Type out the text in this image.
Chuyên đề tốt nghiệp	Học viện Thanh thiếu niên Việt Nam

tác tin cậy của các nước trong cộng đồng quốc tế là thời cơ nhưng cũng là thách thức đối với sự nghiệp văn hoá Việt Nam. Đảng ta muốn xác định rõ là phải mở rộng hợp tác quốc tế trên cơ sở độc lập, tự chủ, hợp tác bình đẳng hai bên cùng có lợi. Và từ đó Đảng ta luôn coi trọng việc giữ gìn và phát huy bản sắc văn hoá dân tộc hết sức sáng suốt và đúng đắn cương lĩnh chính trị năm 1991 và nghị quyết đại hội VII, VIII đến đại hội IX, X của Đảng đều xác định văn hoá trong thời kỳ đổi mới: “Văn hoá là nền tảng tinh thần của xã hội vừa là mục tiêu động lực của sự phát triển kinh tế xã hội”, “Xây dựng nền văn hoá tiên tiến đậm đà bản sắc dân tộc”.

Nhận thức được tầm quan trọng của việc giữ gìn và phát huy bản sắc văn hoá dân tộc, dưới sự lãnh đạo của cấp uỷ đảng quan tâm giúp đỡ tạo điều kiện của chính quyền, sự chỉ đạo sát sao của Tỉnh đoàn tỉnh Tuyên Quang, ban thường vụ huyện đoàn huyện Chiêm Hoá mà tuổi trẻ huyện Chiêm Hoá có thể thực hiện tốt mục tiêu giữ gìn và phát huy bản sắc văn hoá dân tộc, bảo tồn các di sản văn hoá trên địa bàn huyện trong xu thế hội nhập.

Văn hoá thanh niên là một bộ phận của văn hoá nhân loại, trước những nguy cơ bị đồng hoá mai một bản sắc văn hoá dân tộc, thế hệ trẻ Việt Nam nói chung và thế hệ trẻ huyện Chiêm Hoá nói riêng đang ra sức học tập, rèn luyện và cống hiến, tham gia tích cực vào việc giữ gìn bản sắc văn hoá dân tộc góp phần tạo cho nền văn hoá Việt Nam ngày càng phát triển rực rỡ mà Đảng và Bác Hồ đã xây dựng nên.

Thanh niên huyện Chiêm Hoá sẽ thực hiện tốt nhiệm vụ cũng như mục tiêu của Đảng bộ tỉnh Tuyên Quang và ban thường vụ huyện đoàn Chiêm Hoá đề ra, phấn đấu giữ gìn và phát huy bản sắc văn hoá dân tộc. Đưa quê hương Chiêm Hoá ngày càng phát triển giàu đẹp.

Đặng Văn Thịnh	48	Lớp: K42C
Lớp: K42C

To be done
Reproduce each line of the material above precisely.

Problem solution
Type out the text in this image.
Chuyên đề tốt nghiệp	Học viện Thanh thiếu niên Việt Nam

tác tin cậy của các nước trong cộng đồng quốc tế là thời cơ nhưng cũng là thách thức đối với sự nghiệp văn hoá Việt Nam. Đảng ta muốn xác định rõ là phải mở rộng hợp tác quốc tế trên cơ sở độc lập, tự chủ, hợp tác bình đẳng hai bên cùng có lợi. Và từ đó Đảng ta luôn coi trọng việc giữ gìn và phát huy bản sắc văn hoá dân tộc hết sức sáng suốt và đúng đắn cương lĩnh chính trị năm 1991 và nghị quyết đại hội VII, VIII đến đại hội IX, X của Đảng đều xác định văn hoá trong thời kỳ đổi mới: “Văn hoá là nền tảng tinh thần của xã hội vừa là mục tiêu động lực của sự phát triển kinh tế xã hội”, “Xây dựng nền văn hoá tiên tiến đậm đà bản sắc dân tộc”.

Nhận thức được tầm quan trọng của việc giữ gìn và phát huy bản sắc văn hoá dân tộc, dưới sự lãnh đạo của cấp uỷ đảng quan tâm giúp đỡ tạo điều kiện của chính quyền, sự chỉ đạo sát sao của Tỉnh đoàn tỉnh Tuyên Quang, ban thường vụ huyện đoàn huyện Chiêm Hoá mà tuổi trẻ huyện Chiêm Hoá có thể thực hiện tốt mục tiêu giữ gìn và phát huy bản sắc văn hoá dân tộc, bảo tồn các di sản văn hoá trên địa bàn huyện trong xu thế hội nhập.

Văn hoá thanh niên là một bộ phận của văn hoá nhân loại, trước những nguy cơ bị đồng hoá mai một bản sắc văn hoá dân tộc, thế hệ trẻ Việt Nam nói chung và thế hệ trẻ huyện Chiêm Hoá nói riêng đang ra sức học tập, rèn luyện và cống hiến, tham gia tích cực vào việc giữ gìn bản sắc văn hoá dân tộc góp phần tạo cho nền văn hoá Việt Nam ngày càng phát triển rực rỡ mà Đảng và Bác Hồ đã xây dựng nên.

Thanh niên huyện Chiêm Hoá sẽ thực hiện tốt nhiệm vụ cũng như mục tiêu của Đảng bộ tỉnh Tuyên Quang và ban thường vụ huyện đoàn Chiêm Hoá đề ra, phấn đấu giữ gìn và phát huy bản sắc văn hoá dân tộc. Đưa quê hương Chiêm Hoá ngày càng phát triển giàu đẹp.

Đặng Văn Thịnh	48	Lớp: K42C
Lớp: K42C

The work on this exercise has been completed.